▶ [Materials provided]:
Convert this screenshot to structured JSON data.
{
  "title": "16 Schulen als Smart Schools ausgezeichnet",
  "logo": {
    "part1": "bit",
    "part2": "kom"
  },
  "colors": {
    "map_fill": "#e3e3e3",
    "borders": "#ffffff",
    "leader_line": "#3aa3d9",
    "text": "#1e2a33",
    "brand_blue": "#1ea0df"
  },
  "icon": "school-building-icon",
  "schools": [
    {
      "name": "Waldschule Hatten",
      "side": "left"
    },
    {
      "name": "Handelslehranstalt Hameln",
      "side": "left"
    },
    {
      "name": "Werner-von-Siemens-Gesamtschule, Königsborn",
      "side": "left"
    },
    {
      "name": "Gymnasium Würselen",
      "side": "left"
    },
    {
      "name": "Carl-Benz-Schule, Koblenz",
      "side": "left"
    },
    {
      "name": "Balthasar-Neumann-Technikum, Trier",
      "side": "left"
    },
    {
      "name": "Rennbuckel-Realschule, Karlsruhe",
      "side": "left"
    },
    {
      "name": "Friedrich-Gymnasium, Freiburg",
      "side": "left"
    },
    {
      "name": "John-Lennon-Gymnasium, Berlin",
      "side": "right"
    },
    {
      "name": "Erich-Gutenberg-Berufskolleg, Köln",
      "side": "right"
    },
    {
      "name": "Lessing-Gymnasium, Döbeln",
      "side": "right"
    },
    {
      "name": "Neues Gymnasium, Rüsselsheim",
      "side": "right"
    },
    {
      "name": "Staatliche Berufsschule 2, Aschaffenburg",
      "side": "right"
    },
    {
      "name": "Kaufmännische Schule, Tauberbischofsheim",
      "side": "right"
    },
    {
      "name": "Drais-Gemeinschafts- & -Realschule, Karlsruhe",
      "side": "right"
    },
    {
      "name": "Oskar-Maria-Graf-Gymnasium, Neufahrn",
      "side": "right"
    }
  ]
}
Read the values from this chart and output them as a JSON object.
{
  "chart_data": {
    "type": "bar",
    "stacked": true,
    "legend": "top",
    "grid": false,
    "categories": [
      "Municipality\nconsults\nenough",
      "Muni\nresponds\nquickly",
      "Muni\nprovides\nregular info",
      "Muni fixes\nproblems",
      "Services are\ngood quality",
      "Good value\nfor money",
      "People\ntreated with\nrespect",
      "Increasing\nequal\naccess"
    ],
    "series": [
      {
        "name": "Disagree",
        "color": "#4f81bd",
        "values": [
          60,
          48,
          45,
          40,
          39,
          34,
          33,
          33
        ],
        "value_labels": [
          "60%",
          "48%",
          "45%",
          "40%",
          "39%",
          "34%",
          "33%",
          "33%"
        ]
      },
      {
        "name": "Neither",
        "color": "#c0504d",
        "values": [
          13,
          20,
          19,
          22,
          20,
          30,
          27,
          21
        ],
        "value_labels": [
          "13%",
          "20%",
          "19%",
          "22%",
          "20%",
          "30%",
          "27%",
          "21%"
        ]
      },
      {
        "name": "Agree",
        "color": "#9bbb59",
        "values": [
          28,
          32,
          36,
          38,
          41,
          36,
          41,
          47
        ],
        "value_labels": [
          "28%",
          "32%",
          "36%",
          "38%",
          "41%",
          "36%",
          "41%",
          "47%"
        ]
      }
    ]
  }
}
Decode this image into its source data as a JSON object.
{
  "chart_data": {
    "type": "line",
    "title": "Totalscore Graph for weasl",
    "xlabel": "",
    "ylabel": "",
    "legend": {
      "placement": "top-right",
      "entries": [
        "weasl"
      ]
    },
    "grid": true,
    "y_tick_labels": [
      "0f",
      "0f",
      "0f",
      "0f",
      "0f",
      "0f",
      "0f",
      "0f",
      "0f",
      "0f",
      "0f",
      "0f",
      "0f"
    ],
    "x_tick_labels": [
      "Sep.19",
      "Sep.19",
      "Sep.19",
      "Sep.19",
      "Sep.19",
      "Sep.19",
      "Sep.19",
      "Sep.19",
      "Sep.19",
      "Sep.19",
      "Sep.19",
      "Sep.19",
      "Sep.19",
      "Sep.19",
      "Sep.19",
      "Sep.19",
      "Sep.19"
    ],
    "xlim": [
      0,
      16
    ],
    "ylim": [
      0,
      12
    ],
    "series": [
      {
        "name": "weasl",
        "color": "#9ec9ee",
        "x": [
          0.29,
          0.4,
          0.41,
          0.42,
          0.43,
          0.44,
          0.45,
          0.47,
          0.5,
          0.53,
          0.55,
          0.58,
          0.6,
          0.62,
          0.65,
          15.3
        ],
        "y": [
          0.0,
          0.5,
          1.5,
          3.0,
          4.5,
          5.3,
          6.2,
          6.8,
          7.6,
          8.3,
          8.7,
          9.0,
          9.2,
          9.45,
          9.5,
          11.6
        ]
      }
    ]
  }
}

▶ [Stated task]:
Set down all of the entries exactly, please.

▶ [Exercise output]:
Convert this screenshot to structured JSON data.
{
  "title": "16 Schulen als Smart Schools ausgezeichnet",
  "logo": {
    "part1": "bit",
    "part2": "kom"
  },
  "colors": {
    "map_fill": "#e3e3e3",
    "borders": "#ffffff",
    "leader_line": "#3aa3d9",
    "text": "#1e2a33",
    "brand_blue": "#1ea0df"
  },
  "icon": "school-building-icon",
  "schools": [
    {
      "name": "Waldschule Hatten",
      "side": "left"
    },
    {
      "name": "Handelslehranstalt Hameln",
      "side": "left"
    },
    {
      "name": "Werner-von-Siemens-Gesamtschule, Königsborn",
      "side": "left"
    },
    {
      "name": "Gymnasium Würselen",
      "side": "left"
    },
    {
      "name": "Carl-Benz-Schule, Koblenz",
      "side": "left"
    },
    {
      "name": "Balthasar-Neumann-Technikum, Trier",
      "side": "left"
    },
    {
      "name": "Rennbuckel-Realschule, Karlsruhe",
      "side": "left"
    },
    {
      "name": "Friedrich-Gymnasium, Freiburg",
      "side": "left"
    },
    {
      "name": "John-Lennon-Gymnasium, Berlin",
      "side": "right"
    },
    {
      "name": "Erich-Gutenberg-Berufskolleg, Köln",
      "side": "right"
    },
    {
      "name": "Lessing-Gymnasium, Döbeln",
      "side": "right"
    },
    {
      "name": "Neues Gymnasium, Rüsselsheim",
      "side": "right"
    },
    {
      "name": "Staatliche Berufsschule 2, Aschaffenburg",
      "side": "right"
    },
    {
      "name": "Kaufmännische Schule, Tauberbischofsheim",
      "side": "right"
    },
    {
      "name": "Drais-Gemeinschafts- & -Realschule, Karlsruhe",
      "side": "right"
    },
    {
      "name": "Oskar-Maria-Graf-Gymnasium, Neufahrn",
      "side": "right"
    }
  ]
}
Read the values from this chart and output them as a JSON object.
{
  "chart_data": {
    "type": "bar",
    "stacked": true,
    "legend": "top",
    "grid": false,
    "categories": [
      "Municipality\nconsults\nenough",
      "Muni\nresponds\nquickly",
      "Muni\nprovides\nregular info",
      "Muni fixes\nproblems",
      "Services are\ngood quality",
      "Good value\nfor money",
      "People\ntreated with\nrespect",
      "Increasing\nequal\naccess"
    ],
    "series": [
      {
        "name": "Disagree",
        "color": "#4f81bd",
        "values": [
          60,
          48,
          45,
          40,
          39,
          34,
          33,
          33
        ],
        "value_labels": [
          "60%",
          "48%",
          "45%",
          "40%",
          "39%",
          "34%",
          "33%",
          "33%"
        ]
      },
      {
        "name": "Neither",
        "color": "#c0504d",
        "values": [
          13,
          20,
          19,
          22,
          20,
          30,
          27,
          21
        ],
        "value_labels": [
          "13%",
          "20%",
          "19%",
          "22%",
          "20%",
          "30%",
          "27%",
          "21%"
        ]
      },
      {
        "name": "Agree",
        "color": "#9bbb59",
        "values": [
          28,
          32,
          36,
          38,
          41,
          36,
          41,
          47
        ],
        "value_labels": [
          "28%",
          "32%",
          "36%",
          "38%",
          "41%",
          "36%",
          "41%",
          "47%"
        ]
      }
    ]
  }
}
Decode this image into its source data as a JSON object.
{
  "chart_data": {
    "type": "line",
    "title": "Totalscore Graph for weasl",
    "xlabel": "",
    "ylabel": "",
    "legend": {
      "placement": "top-right",
      "entries": [
        "weasl"
      ]
    },
    "grid": true,
    "y_tick_labels": [
      "0f",
      "0f",
      "0f",
      "0f",
      "0f",
      "0f",
      "0f",
      "0f",
      "0f",
      "0f",
      "0f",
      "0f",
      "0f"
    ],
    "x_tick_labels": [
      "Sep.19",
      "Sep.19",
      "Sep.19",
      "Sep.19",
      "Sep.19",
      "Sep.19",
      "Sep.19",
      "Sep.19",
      "Sep.19",
      "Sep.19",
      "Sep.19",
      "Sep.19",
      "Sep.19",
      "Sep.19",
      "Sep.19",
      "Sep.19",
      "Sep.19"
    ],
    "xlim": [
      0,
      16
    ],
    "ylim": [
      0,
      12
    ],
    "series": [
      {
        "name": "weasl",
        "color": "#9ec9ee",
        "x": [
          0.29,
          0.4,
          0.41,
          0.42,
          0.43,
          0.44,
          0.45,
          0.47,
          0.5,
          0.53,
          0.55,
          0.58,
          0.6,
          0.62,
          0.65,
          15.3
        ],
        "y": [
          0.0,
          0.5,
          1.5,
          3.0,
          4.5,
          5.3,
          6.2,
          6.8,
          7.6,
          8.3,
          8.7,
          9.0,
          9.2,
          9.45,
          9.5,
          11.6
        ]
      }
    ]
  }
}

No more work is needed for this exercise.